■ Stated problem ■
Could you render only the lines from the one containing "- reaction-norm-18: [752, 902, 1759, 1159]" up to and including the one containing "- point-ww-20: [735, 914, 771, 950]" as a JSON list of strings, one string per line, with blank lines left out?

■ Items listed in a dataset ■
● ● ● ● ●
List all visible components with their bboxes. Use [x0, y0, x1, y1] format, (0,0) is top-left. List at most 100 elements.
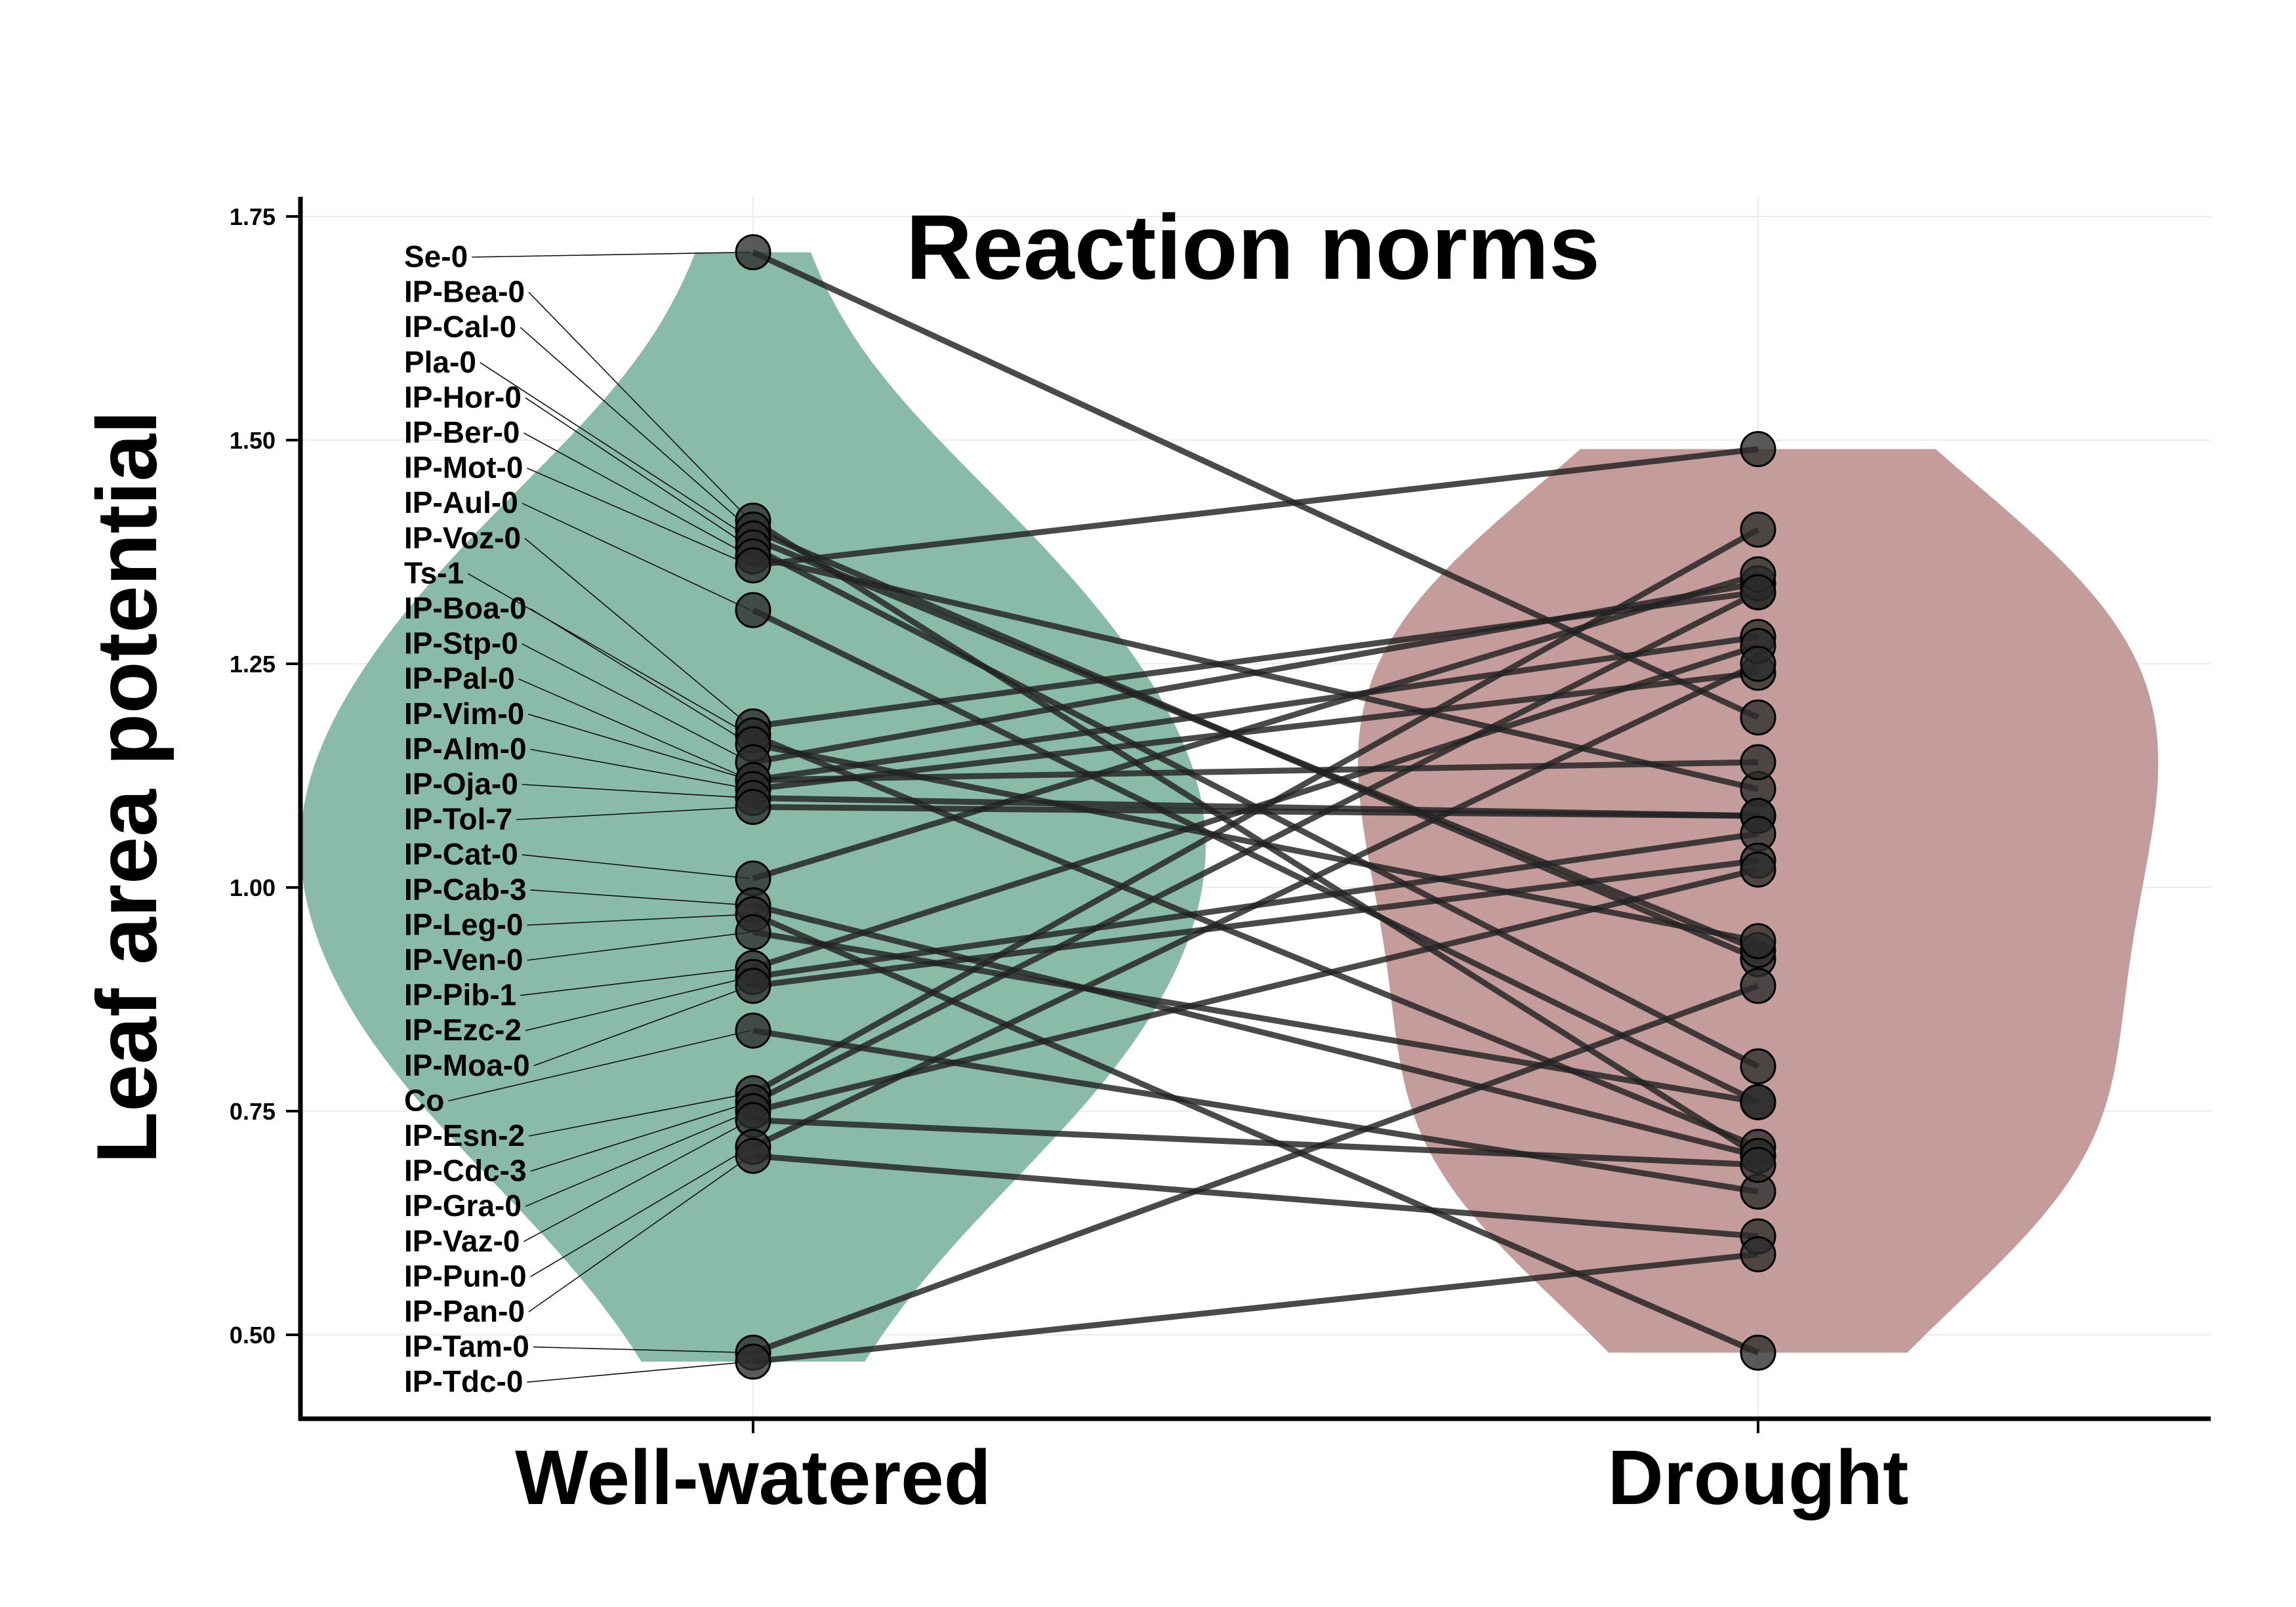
- reaction-norm-18: [752, 902, 1759, 1159]
- accession-label-0: Se-0: [404, 239, 468, 274]
- leader-line-13: [527, 714, 751, 781]
- reaction-norm-28: [752, 1117, 1759, 1168]
- data-points: [735, 234, 1776, 1380]
- point-dr-0: [1740, 699, 1776, 736]
- point-ww-20: [735, 914, 771, 950]
- reaction-norm-7: [752, 607, 1759, 1105]
- leader-line-32: [527, 1361, 751, 1383]
- leader-line-27: [525, 1110, 751, 1207]
- point-dr-6: [1740, 431, 1776, 468]
- y-tick-label-5: 1.75: [230, 203, 276, 230]
- reaction-norm-21: [752, 643, 1759, 971]
- leader-line-0: [472, 251, 751, 258]
- point-dr-19: [1740, 1334, 1776, 1371]
- reaction-norm-23: [752, 857, 1759, 989]
- accession-label-13: IP-Vim-0: [404, 697, 524, 731]
- accession-label-27: IP-Gra-0: [404, 1189, 522, 1223]
- accession-label-26: IP-Cdc-3: [404, 1154, 527, 1188]
- point-ww-23: [735, 967, 771, 1004]
- chart-title: Reaction norms: [906, 195, 1600, 298]
- reaction-norm-20: [752, 929, 1759, 1105]
- point-ww-30: [735, 1137, 771, 1174]
- point-dr-29: [1740, 645, 1776, 682]
- accession-label-22: IP-Ezc-2: [404, 1013, 522, 1047]
- leader-line-2: [520, 327, 751, 531]
- accession-label-3: Pla-0: [404, 345, 476, 379]
- accession-label-31: IP-Tam-0: [404, 1330, 529, 1364]
- point-dr-10: [1740, 923, 1776, 960]
- y-axis-label: Leaf area potential: [79, 411, 174, 1164]
- reaction-norm-26: [751, 589, 1760, 1105]
- accession-label-9: Ts-1: [404, 556, 464, 590]
- accession-label-32: IP-Tdc-0: [404, 1364, 523, 1398]
- leader-line-15: [522, 784, 751, 799]
- y-tick-label-0: 0.50: [230, 1322, 276, 1349]
- leader-line-25: [528, 1092, 751, 1137]
- point-ww-0: [735, 234, 771, 271]
- point-ww-7: [735, 592, 771, 628]
- reaction-norm-12: [752, 634, 1759, 783]
- accession-label-12: IP-Pal-0: [404, 661, 515, 695]
- leader-line-6: [527, 467, 751, 566]
- leader-line-22: [525, 976, 751, 1031]
- y-tick-label-4: 1.50: [230, 427, 276, 454]
- point-ww-24: [735, 1012, 771, 1049]
- reaction-norm-11: [752, 580, 1759, 765]
- y-tick-label-3: 1.25: [230, 651, 276, 678]
- leader-line-1: [528, 292, 751, 521]
- leader-line-21: [520, 967, 751, 996]
- reaction-norm-9: [752, 732, 1759, 1150]
- y-tick-label-2: 1.00: [230, 874, 276, 901]
- leader-line-3: [480, 362, 751, 539]
- leader-line-18: [530, 889, 751, 906]
- leader-line-4: [525, 397, 751, 548]
- leader-line-29: [530, 1146, 751, 1278]
- accession-label-14: IP-Alm-0: [404, 731, 527, 765]
- point-dr-13: [1740, 744, 1776, 781]
- leader-line-9: [467, 573, 751, 736]
- reaction-norm-13: [752, 759, 1759, 783]
- axes: 0.50 0.75 1.00 1.25 1.50 1.75 Well-watered Drou…: [230, 197, 2211, 1521]
- point-dr-4: [1740, 1048, 1776, 1085]
- leader-line-5: [523, 432, 751, 558]
- leader-line-19: [527, 914, 751, 926]
- reaction-norm-31: [752, 983, 1759, 1356]
- accession-label-2: IP-Cal-0: [404, 310, 516, 344]
- y-tick-label-1: 0.75: [230, 1098, 276, 1125]
- accession-label-18: IP-Cab-3: [404, 872, 527, 906]
- accession-label-19: IP-Leg-0: [404, 907, 523, 941]
- accession-label-16: IP-Tol-7: [404, 802, 512, 836]
- reaction-norm-lines: [751, 249, 1760, 1365]
- accession-label-7: IP-Aul-0: [404, 485, 518, 519]
- leader-line-28: [523, 1119, 751, 1242]
- leader-line-8: [524, 538, 751, 727]
- reaction-norm-24: [752, 1027, 1759, 1195]
- reaction-norm-6: [752, 446, 1759, 569]
- accession-label-17: IP-Cat-0: [404, 837, 518, 871]
- accession-label-30: IP-Pan-0: [404, 1294, 525, 1328]
- accession-label-28: IP-Vaz-0: [404, 1224, 520, 1258]
- violin-drought: [1358, 449, 2158, 1353]
- accession-label-11: IP-Stp-0: [404, 626, 518, 661]
- reaction-norm-25: [751, 527, 1760, 1096]
- leader-line-11: [522, 643, 751, 763]
- accession-label-15: IP-Oja-0: [404, 767, 518, 801]
- leader-line-10: [530, 608, 751, 745]
- leader-line-12: [518, 678, 751, 781]
- point-dr-28: [1740, 1147, 1776, 1183]
- reaction-norm-32: [752, 1251, 1759, 1365]
- point-dr-32: [1740, 1236, 1776, 1272]
- accession-label-6: IP-Mot-0: [404, 451, 523, 485]
- reaction-norm-14: [752, 670, 1759, 792]
- accession-label-23: IP-Moa-0: [404, 1048, 530, 1082]
- point-ww-32: [735, 1343, 771, 1380]
- point-dr-25: [1740, 511, 1776, 548]
- label-leader-lines: [448, 251, 751, 1383]
- point-ww-6: [735, 547, 771, 584]
- x-tick-label-1: Drought: [1608, 1434, 1909, 1521]
- reaction-norm-0: [752, 249, 1759, 720]
- reaction-norm-19: [752, 911, 1759, 1356]
- accession-label-24: Co: [404, 1083, 444, 1117]
- point-dr-27: [1740, 851, 1776, 888]
- point-ww-16: [735, 788, 771, 825]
● ● ● ● ●
■ Output for this exercise ■
[
  "- reaction-norm-18: [752, 902, 1759, 1159]",
  "- accession-label-0: Se-0: [404, 239, 468, 274]",
  "- leader-line-13: [527, 714, 751, 781]",
  "- reaction-norm-28: [752, 1117, 1759, 1168]",
  "- data-points: [735, 234, 1776, 1380]",
  "- point-dr-0: [1740, 699, 1776, 736]",
  "- point-ww-20: [735, 914, 771, 950]"
]